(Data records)
-------
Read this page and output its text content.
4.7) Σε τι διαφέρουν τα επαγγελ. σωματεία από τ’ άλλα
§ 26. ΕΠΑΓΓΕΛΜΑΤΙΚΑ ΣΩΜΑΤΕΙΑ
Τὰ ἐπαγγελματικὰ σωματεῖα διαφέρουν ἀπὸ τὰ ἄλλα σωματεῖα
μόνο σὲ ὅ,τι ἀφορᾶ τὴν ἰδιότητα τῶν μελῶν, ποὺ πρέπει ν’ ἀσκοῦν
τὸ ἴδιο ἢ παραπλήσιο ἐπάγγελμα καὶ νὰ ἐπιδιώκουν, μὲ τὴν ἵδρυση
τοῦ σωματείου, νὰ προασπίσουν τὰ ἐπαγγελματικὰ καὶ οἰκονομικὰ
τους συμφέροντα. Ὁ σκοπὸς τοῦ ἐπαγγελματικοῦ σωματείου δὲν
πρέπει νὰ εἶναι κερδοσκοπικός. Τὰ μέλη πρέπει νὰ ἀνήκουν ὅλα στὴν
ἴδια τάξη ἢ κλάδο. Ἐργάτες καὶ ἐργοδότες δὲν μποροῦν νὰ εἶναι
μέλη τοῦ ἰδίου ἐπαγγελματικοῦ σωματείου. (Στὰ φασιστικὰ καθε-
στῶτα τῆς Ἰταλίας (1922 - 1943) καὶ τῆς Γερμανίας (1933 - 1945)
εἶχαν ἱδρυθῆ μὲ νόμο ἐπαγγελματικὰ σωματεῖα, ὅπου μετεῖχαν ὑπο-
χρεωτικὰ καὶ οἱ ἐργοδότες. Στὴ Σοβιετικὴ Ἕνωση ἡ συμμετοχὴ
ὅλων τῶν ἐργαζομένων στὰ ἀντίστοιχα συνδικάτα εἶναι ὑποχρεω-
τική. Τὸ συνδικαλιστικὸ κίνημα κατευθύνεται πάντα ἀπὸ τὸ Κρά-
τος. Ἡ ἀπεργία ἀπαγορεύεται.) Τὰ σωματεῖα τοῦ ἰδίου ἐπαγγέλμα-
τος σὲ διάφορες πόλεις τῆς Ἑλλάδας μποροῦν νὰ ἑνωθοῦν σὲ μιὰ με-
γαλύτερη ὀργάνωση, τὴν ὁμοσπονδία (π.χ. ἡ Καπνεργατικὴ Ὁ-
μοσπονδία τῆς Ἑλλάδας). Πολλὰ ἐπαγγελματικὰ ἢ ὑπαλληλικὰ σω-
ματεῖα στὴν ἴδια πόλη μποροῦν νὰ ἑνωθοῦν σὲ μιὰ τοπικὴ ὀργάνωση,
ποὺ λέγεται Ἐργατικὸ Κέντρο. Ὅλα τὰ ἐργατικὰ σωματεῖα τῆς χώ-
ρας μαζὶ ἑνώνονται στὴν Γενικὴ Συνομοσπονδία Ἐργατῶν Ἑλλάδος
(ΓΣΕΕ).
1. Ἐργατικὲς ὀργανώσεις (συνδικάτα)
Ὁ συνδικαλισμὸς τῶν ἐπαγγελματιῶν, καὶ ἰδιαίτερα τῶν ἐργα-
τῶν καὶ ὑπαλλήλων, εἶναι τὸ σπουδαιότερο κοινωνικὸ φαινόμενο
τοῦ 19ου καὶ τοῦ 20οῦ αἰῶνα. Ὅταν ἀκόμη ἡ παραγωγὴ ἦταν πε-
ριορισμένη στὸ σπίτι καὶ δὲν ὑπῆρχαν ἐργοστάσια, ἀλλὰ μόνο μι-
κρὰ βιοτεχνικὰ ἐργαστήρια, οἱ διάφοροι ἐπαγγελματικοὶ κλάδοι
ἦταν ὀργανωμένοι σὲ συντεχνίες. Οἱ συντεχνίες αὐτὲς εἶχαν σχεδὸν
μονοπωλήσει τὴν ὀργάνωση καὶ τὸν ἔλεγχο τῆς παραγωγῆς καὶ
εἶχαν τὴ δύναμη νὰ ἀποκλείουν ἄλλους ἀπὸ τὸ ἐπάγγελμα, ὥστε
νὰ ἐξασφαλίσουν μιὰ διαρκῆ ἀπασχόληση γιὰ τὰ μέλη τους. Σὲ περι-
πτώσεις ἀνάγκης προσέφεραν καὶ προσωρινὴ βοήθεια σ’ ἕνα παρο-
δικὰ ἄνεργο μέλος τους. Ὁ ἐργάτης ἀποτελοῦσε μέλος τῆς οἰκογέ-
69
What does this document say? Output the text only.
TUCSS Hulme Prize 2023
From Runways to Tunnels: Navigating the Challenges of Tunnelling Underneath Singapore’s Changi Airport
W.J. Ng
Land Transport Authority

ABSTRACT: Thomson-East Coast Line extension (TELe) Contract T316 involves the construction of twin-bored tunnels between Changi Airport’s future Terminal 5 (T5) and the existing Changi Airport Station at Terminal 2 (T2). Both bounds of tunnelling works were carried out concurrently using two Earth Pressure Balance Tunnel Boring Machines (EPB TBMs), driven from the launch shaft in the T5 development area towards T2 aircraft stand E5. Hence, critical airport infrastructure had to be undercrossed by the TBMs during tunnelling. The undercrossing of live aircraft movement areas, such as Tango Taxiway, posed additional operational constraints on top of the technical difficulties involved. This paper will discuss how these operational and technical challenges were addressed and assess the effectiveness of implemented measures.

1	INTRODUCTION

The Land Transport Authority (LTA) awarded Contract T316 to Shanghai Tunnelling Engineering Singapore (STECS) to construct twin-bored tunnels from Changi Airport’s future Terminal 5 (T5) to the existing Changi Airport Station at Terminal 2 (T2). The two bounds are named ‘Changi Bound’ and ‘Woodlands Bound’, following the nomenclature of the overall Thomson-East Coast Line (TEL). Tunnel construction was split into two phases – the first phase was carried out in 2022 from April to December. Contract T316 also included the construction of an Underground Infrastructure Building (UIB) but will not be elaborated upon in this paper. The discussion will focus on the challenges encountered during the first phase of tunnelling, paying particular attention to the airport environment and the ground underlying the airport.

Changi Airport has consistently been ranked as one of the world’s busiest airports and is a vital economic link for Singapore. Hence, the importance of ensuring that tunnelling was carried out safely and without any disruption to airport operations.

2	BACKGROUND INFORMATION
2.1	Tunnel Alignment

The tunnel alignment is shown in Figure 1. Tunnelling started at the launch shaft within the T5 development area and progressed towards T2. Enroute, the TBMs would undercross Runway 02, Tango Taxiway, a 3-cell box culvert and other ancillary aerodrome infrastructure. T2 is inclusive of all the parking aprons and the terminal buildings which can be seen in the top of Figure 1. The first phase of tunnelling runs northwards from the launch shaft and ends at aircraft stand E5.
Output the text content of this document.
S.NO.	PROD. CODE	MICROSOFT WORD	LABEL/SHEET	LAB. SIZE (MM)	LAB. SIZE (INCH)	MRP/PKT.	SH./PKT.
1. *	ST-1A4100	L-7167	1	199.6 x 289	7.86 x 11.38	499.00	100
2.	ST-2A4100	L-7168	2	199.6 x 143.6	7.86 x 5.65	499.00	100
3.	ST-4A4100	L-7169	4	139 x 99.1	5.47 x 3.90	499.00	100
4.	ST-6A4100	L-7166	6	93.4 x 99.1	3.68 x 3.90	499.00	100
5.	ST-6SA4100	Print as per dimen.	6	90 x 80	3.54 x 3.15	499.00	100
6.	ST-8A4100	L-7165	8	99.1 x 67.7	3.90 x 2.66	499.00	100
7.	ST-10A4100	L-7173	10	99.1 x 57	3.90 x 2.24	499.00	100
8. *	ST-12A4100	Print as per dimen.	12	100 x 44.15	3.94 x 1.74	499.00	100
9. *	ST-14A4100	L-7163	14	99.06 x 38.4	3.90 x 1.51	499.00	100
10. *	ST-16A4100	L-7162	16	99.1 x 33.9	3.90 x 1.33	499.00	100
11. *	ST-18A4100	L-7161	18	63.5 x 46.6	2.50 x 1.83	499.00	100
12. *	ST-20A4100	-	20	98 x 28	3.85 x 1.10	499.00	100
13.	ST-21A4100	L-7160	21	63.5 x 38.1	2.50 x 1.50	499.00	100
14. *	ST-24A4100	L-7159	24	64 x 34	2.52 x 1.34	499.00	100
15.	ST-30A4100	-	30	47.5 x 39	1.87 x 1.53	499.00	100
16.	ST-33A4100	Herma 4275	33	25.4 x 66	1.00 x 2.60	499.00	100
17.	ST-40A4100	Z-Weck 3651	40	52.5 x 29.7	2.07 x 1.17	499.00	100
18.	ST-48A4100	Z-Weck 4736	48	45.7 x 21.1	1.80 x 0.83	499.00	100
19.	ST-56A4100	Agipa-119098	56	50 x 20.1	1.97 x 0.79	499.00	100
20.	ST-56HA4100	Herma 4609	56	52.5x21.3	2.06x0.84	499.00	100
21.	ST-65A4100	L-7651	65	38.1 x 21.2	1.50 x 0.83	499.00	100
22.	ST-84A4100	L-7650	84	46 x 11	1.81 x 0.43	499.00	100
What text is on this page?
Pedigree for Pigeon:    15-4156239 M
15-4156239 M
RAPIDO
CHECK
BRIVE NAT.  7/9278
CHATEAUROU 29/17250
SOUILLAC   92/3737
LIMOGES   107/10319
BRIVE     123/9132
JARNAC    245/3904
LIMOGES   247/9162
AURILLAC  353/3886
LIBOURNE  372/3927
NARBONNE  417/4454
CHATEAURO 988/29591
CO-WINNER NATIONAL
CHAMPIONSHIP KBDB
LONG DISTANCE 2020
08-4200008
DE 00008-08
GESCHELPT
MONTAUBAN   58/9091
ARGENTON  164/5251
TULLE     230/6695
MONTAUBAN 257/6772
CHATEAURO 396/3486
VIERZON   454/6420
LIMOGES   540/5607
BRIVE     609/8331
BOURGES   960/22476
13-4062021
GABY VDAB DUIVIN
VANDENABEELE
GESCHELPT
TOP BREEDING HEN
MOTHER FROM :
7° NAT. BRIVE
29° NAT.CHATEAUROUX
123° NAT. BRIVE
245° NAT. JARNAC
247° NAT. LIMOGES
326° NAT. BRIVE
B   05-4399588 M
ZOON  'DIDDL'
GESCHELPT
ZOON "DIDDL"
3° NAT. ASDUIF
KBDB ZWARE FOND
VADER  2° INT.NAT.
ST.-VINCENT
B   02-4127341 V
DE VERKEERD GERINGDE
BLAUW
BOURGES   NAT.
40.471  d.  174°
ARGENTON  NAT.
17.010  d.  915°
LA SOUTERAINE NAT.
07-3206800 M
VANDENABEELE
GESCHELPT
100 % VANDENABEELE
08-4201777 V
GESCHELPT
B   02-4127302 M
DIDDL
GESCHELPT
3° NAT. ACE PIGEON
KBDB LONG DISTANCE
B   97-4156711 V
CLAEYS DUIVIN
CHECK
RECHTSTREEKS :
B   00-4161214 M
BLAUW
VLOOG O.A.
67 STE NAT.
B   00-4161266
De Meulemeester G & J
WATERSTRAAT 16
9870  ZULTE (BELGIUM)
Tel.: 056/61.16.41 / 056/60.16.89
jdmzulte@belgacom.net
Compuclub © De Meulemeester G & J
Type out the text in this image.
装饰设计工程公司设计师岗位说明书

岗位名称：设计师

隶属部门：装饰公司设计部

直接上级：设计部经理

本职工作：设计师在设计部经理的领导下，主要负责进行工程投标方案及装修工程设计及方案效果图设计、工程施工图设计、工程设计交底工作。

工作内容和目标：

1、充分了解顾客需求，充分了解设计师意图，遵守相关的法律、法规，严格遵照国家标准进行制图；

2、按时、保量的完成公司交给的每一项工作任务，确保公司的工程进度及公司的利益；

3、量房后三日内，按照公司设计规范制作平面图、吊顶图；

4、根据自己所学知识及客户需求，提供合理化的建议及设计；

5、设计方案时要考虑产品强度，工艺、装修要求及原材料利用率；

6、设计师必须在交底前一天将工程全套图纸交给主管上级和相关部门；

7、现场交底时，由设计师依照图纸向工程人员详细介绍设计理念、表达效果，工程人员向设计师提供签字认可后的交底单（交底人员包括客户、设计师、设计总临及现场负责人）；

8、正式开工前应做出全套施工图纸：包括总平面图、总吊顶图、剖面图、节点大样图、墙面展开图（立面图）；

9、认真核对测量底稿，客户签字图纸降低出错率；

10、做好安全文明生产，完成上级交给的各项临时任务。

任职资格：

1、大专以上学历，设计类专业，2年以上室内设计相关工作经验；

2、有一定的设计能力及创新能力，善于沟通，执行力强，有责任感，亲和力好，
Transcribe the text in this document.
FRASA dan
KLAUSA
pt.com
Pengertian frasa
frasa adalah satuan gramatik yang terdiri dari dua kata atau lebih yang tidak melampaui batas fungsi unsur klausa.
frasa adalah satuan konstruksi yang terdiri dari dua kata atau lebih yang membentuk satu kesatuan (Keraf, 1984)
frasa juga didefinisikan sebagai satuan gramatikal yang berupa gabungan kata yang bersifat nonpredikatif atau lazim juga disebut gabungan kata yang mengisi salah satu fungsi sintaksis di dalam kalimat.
-------
Repeat exactly the lines from the line containing "Transcribe the text in this document." through the last line of the records above, including both, and nothing else.

Reply to the task =>
Transcribe the text in this document.
FRASA dan
KLAUSA
pt.com
Pengertian frasa
frasa adalah satuan gramatik yang terdiri dari dua kata atau lebih yang tidak melampaui batas fungsi unsur klausa.
frasa adalah satuan konstruksi yang terdiri dari dua kata atau lebih yang membentuk satu kesatuan (Keraf, 1984)
frasa juga didefinisikan sebagai satuan gramatikal yang berupa gabungan kata yang bersifat nonpredikatif atau lazim juga disebut gabungan kata yang mengisi salah satu fungsi sintaksis di dalam kalimat.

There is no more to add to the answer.